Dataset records
******

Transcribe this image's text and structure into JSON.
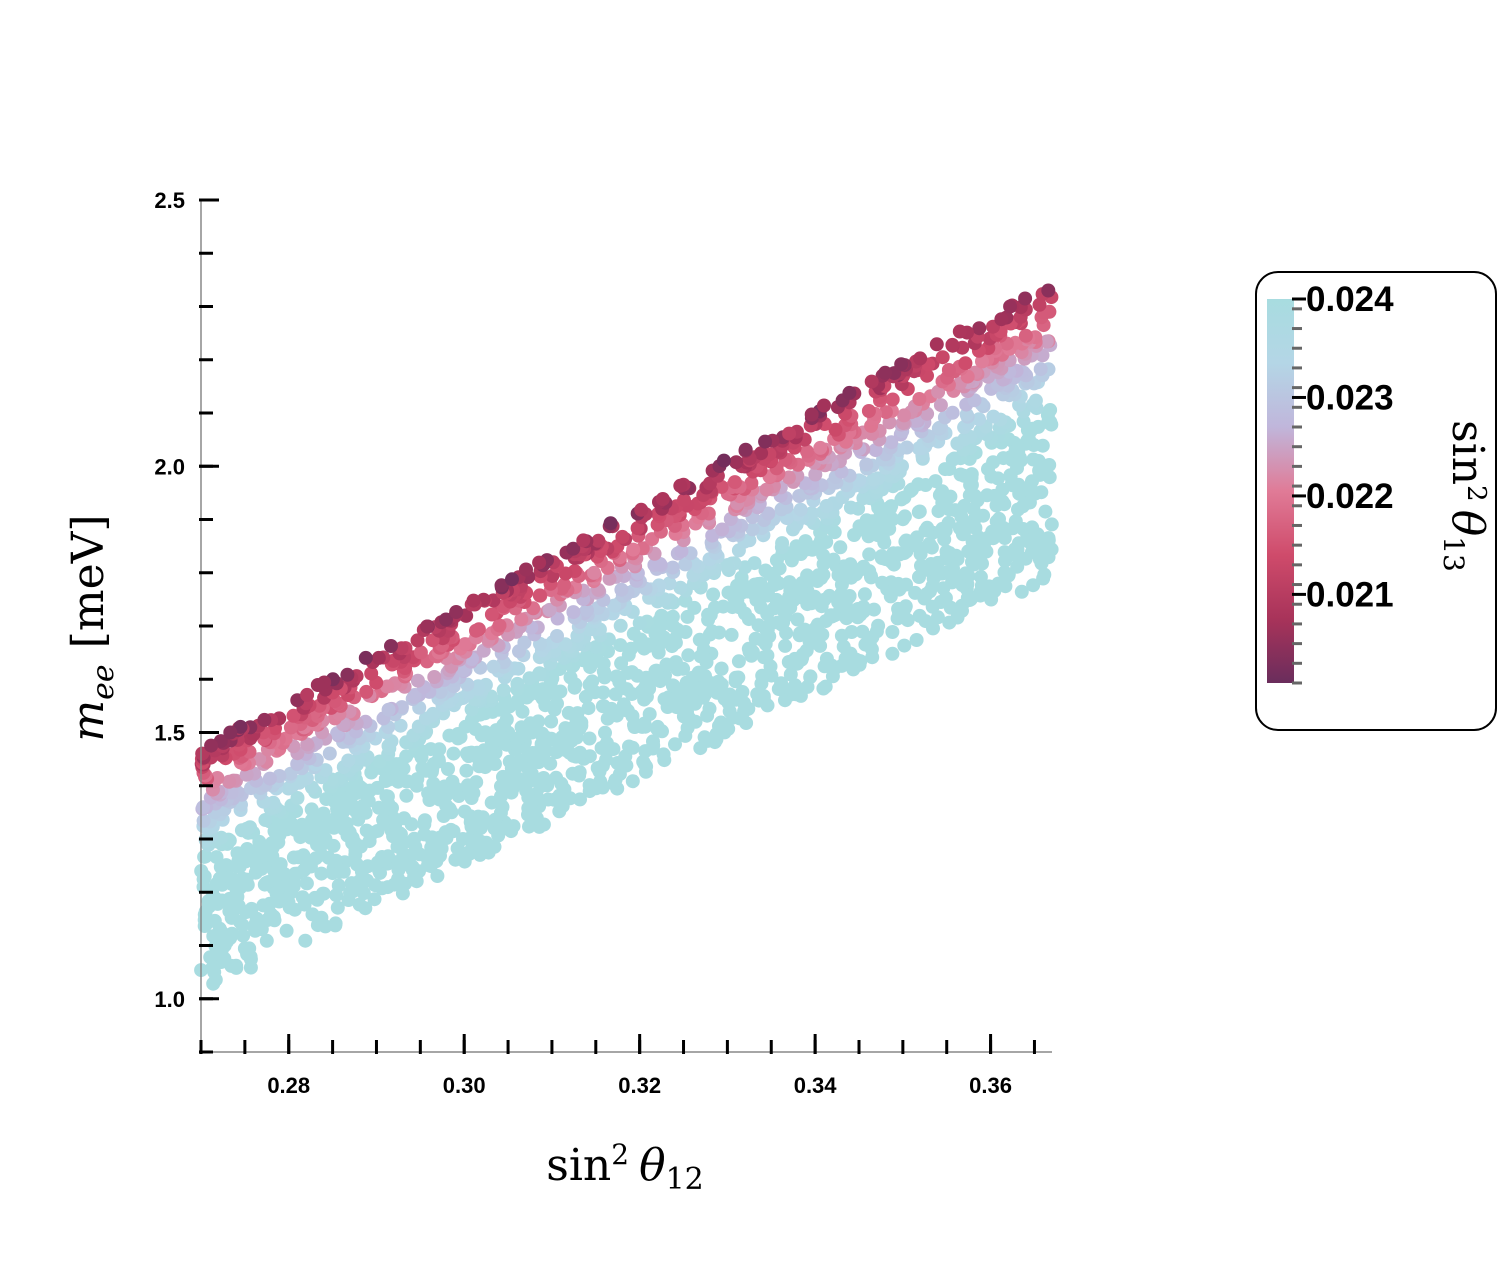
{
  "colors": {
    "colormap": [
      "#6a2d5c",
      "#a8335a",
      "#cf4b6b",
      "#e07b97",
      "#c0b6db",
      "#b4d6e6",
      "#a8dce0"
    ],
    "axis": "#000000",
    "cbar_tick": "#666666"
  },
  "chart_data": {
    "type": "scatter",
    "title": "",
    "xlabel": {
      "main": "sin",
      "sup": "2",
      "var": "θ",
      "sub": "12"
    },
    "ylabel": {
      "main": "m",
      "sub": "ee",
      "unit": "[meV]"
    },
    "xlim": [
      0.27,
      0.367
    ],
    "ylim": [
      0.9,
      2.5
    ],
    "xticks": [
      0.28,
      0.3,
      0.32,
      0.34,
      0.36
    ],
    "xtick_labels": [
      "0.28",
      "0.30",
      "0.32",
      "0.34",
      "0.36"
    ],
    "yticks": [
      1.0,
      1.5,
      2.0,
      2.5
    ],
    "ytick_labels": [
      "1.0",
      "1.5",
      "2.0",
      "2.5"
    ],
    "x_minor_step": 0.005,
    "y_minor_step": 0.1,
    "grid": false,
    "colorbar": {
      "label": {
        "main": "sin",
        "sup": "2",
        "var": "θ",
        "sub": "13"
      },
      "range": [
        0.0201,
        0.024
      ],
      "ticks": [
        0.021,
        0.022,
        0.023,
        0.024
      ],
      "tick_labels": [
        "0.021",
        "0.022",
        "0.023",
        "0.024"
      ],
      "minor_step": 0.0002,
      "placement": "right"
    },
    "band": {
      "description_free": true,
      "lower_edge": [
        [
          0.27,
          1.01
        ],
        [
          0.367,
          1.79
        ]
      ],
      "upper_edge": [
        [
          0.27,
          1.47
        ],
        [
          0.367,
          2.35
        ]
      ],
      "color_var_range": [
        0.0201,
        0.024
      ]
    }
  }
}
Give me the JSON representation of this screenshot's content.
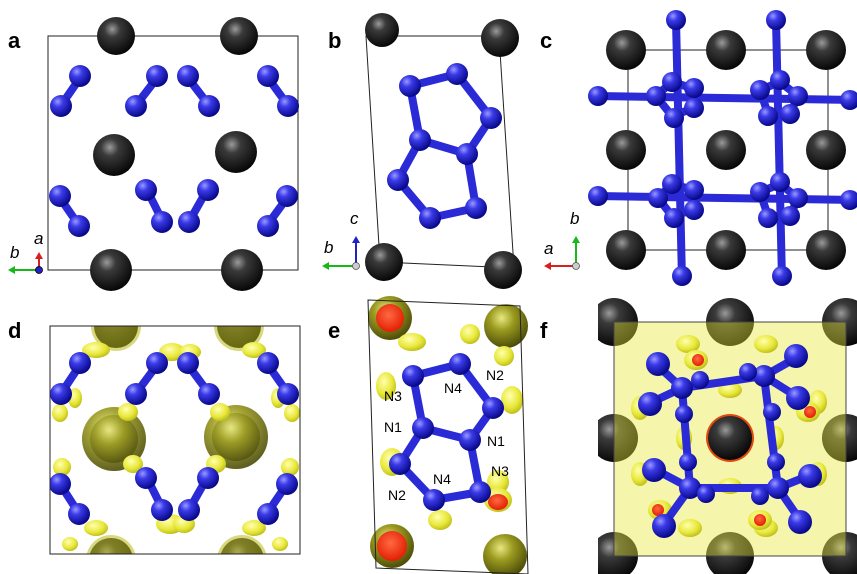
{
  "panels": [
    {
      "id": "a",
      "label": "a"
    },
    {
      "id": "b",
      "label": "b"
    },
    {
      "id": "c",
      "label": "c"
    },
    {
      "id": "d",
      "label": "d"
    },
    {
      "id": "e",
      "label": "e"
    },
    {
      "id": "f",
      "label": "f"
    }
  ],
  "axes": {
    "a": {
      "horizontal": "b",
      "vertical": "a"
    },
    "b": {
      "horizontal": "b",
      "vertical": "c"
    },
    "c": {
      "horizontal": "a",
      "vertical": "b"
    }
  },
  "atom_labels": {
    "n3_top": "N3",
    "n4_top": "N4",
    "n2_top": "N2",
    "n1_left": "N1",
    "n1_right": "N1",
    "n2_bottom": "N2",
    "n4_bottom": "N4",
    "n3_bottom": "N3"
  },
  "colors": {
    "nitrogen": "#2a2ad6",
    "metal": "#1a1a1a",
    "charge_density": "#e8e83a",
    "high_density": "#ff3300",
    "axis_a_red": "#d42020",
    "axis_b_green": "#18b818",
    "axis_c_blue": "#2020c8"
  },
  "icons": {
    "nitrogen_atom": "blue-sphere-icon",
    "metal_atom": "black-sphere-icon",
    "isosurface": "yellow-blob-icon"
  }
}
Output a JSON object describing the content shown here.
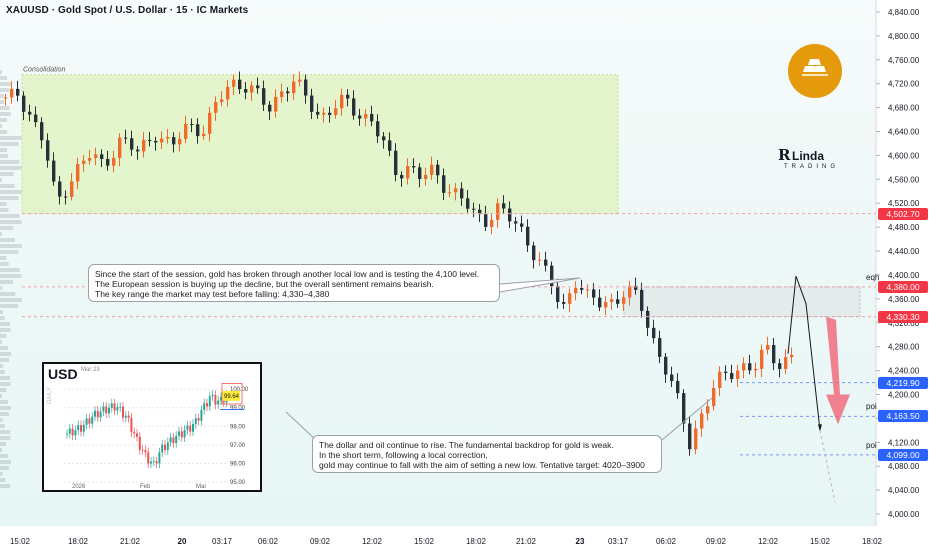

******

*Aim of the exercise*.
Skipping the pictures, transcribe each line above exactly as it appears.

*Solution*.
Transcribe this image's text and structure into JSON.
{
  "colors": {
    "colormap": [
      "#6a2d5c",
      "#a8335a",
      "#cf4b6b",
      "#e07b97",
      "#c0b6db",
      "#b4d6e6",
      "#a8dce0"
    ],
    "axis": "#000000",
    "cbar_tick": "#666666"
  },
  "chart_data": {
    "type": "scatter",
    "title": "",
    "xlabel": {
      "main": "sin",
      "sup": "2",
      "var": "θ",
      "sub": "12"
    },
    "ylabel": {
      "main": "m",
      "sub": "ee",
      "unit": "[meV]"
    },
    "xlim": [
      0.27,
      0.367
    ],
    "ylim": [
      0.9,
      2.5
    ],
    "xticks": [
      0.28,
      0.3,
      0.32,
      0.34,
      0.36
    ],
    "xtick_labels": [
      "0.28",
      "0.30",
      "0.32",
      "0.34",
      "0.36"
    ],
    "yticks": [
      1.0,
      1.5,
      2.0,
      2.5
    ],
    "ytick_labels": [
      "1.0",
      "1.5",
      "2.0",
      "2.5"
    ],
    "x_minor_step": 0.005,
    "y_minor_step": 0.1,
    "grid": false,
    "colorbar": {
      "label": {
        "main": "sin",
        "sup": "2",
        "var": "θ",
        "sub": "13"
      },
      "range": [
        0.0201,
        0.024
      ],
      "ticks": [
        0.021,
        0.022,
        0.023,
        0.024
      ],
      "tick_labels": [
        "0.021",
        "0.022",
        "0.023",
        "0.024"
      ],
      "minor_step": 0.0002,
      "placement": "right"
    },
    "band": {
      "description_free": true,
      "lower_edge": [
        [
          0.27,
          1.01
        ],
        [
          0.367,
          1.79
        ]
      ],
      "upper_edge": [
        [
          0.27,
          1.47
        ],
        [
          0.367,
          2.35
        ]
      ],
      "color_var_range": [
        0.0201,
        0.024
      ]
    }
  }
}
Give me the JSON representation of this screenshot's content.
{
  "panels": [
    {
      "id": "a",
      "label": "a"
    },
    {
      "id": "b",
      "label": "b"
    },
    {
      "id": "c",
      "label": "c"
    },
    {
      "id": "d",
      "label": "d"
    },
    {
      "id": "e",
      "label": "e"
    },
    {
      "id": "f",
      "label": "f"
    }
  ],
  "axes": {
    "a": {
      "horizontal": "b",
      "vertical": "a"
    },
    "b": {
      "horizontal": "b",
      "vertical": "c"
    },
    "c": {
      "horizontal": "a",
      "vertical": "b"
    }
  },
  "atom_labels": {
    "n3_top": "N3",
    "n4_top": "N4",
    "n2_top": "N2",
    "n1_left": "N1",
    "n1_right": "N1",
    "n2_bottom": "N2",
    "n4_bottom": "N4",
    "n3_bottom": "N3"
  },
  "colors": {
    "nitrogen": "#2a2ad6",
    "metal": "#1a1a1a",
    "charge_density": "#e8e83a",
    "high_density": "#ff3300",
    "axis_a_red": "#d42020",
    "axis_b_green": "#18b818",
    "axis_c_blue": "#2020c8"
  },
  "icons": {
    "nitrogen_atom": "blue-sphere-icon",
    "metal_atom": "black-sphere-icon",
    "isosurface": "yellow-blob-icon"
  }
}
Output a JSON object describing the content shown here.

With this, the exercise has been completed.